* Instructions to follow
Extract every line that includes the string "Чеченская".

* Available records
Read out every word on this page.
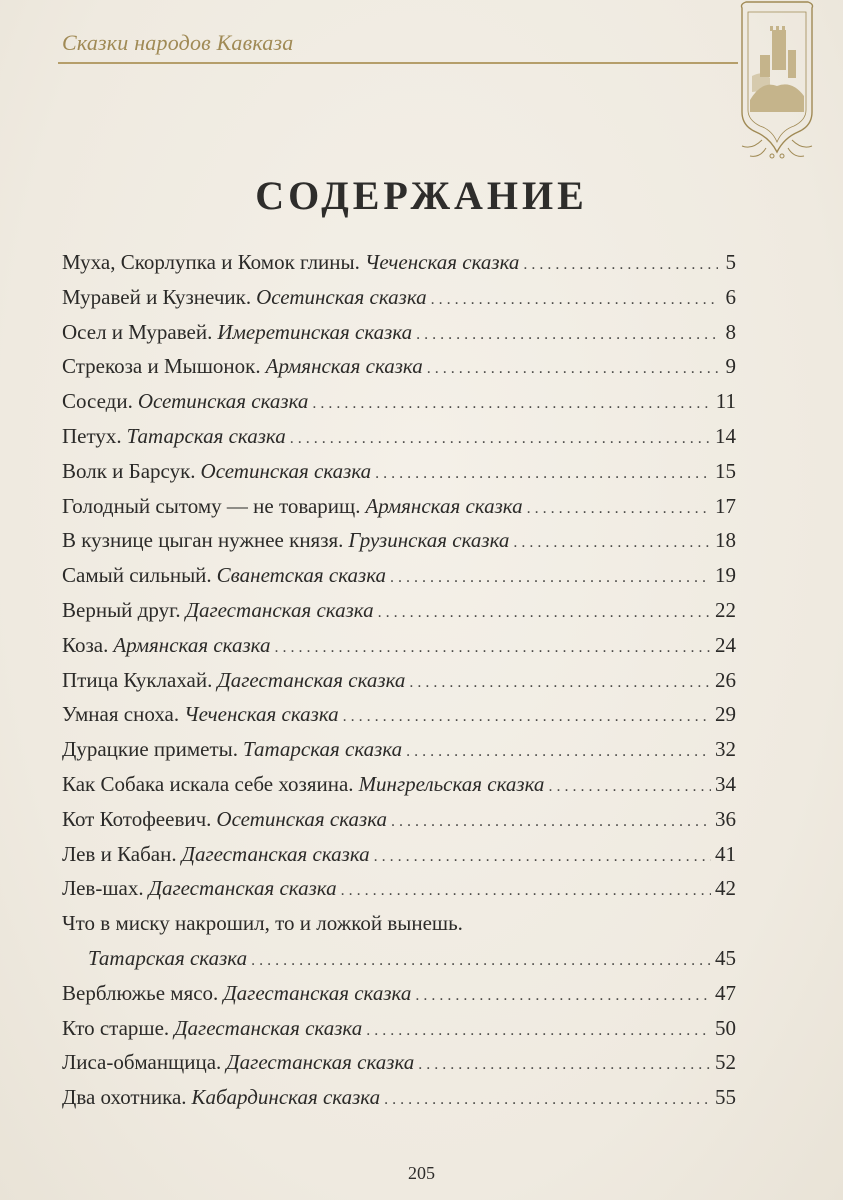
Сказки народов Кавказа
СОДЕРЖАНИЕ
Муха, Скорлупка и Комок глины. Чеченская сказка . . .	5
Муравей и Кузнечик. Осетинская сказка . . .	6
Осел и Муравей. Имеретинская сказка . . .	8
Стрекоза и Мышонок. Армянская сказка . . .	9
Соседи. Осетинская сказка . . .	11
Петух. Татарская сказка . . .	14
Волк и Барсук. Осетинская сказка . . .	15
Голодный сытому — не товарищ. Армянская сказка . . .	17
В кузнице цыган нужнее князя. Грузинская сказка . . .	18
Самый сильный. Сванетская сказка . . .	19
Верный друг. Дагестанская сказка . . .	22
Коза. Армянская сказка . . .	24
Птица Куклахай. Дагестанская сказка . . .	26
Умная сноха. Чеченская сказка . . .	29
Дурацкие приметы. Татарская сказка . . .	32
Как Собака искала себе хозяина. Мингрельская сказка . . .	34
Кот Котофеевич. Осетинская сказка . . .	36
Лев и Кабан. Дагестанская сказка . . .	41
Лев-шах. Дагестанская сказка . . .	42
Что в миску накрошил, то и ложкой вынешь.
Татарская сказка . . .	45
Верблюжье мясо. Дагестанская сказка . . .	47
Кто старше. Дагестанская сказка . . .	50
Лиса-обманщица. Дагестанская сказка . . .	52
Два охотника. Кабардинская сказка . . .	55
205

* Answer to this task
Муха, Скорлупка и Комок глины. Чеченская сказка . . .	5
Умная сноха. Чеченская сказка . . .	29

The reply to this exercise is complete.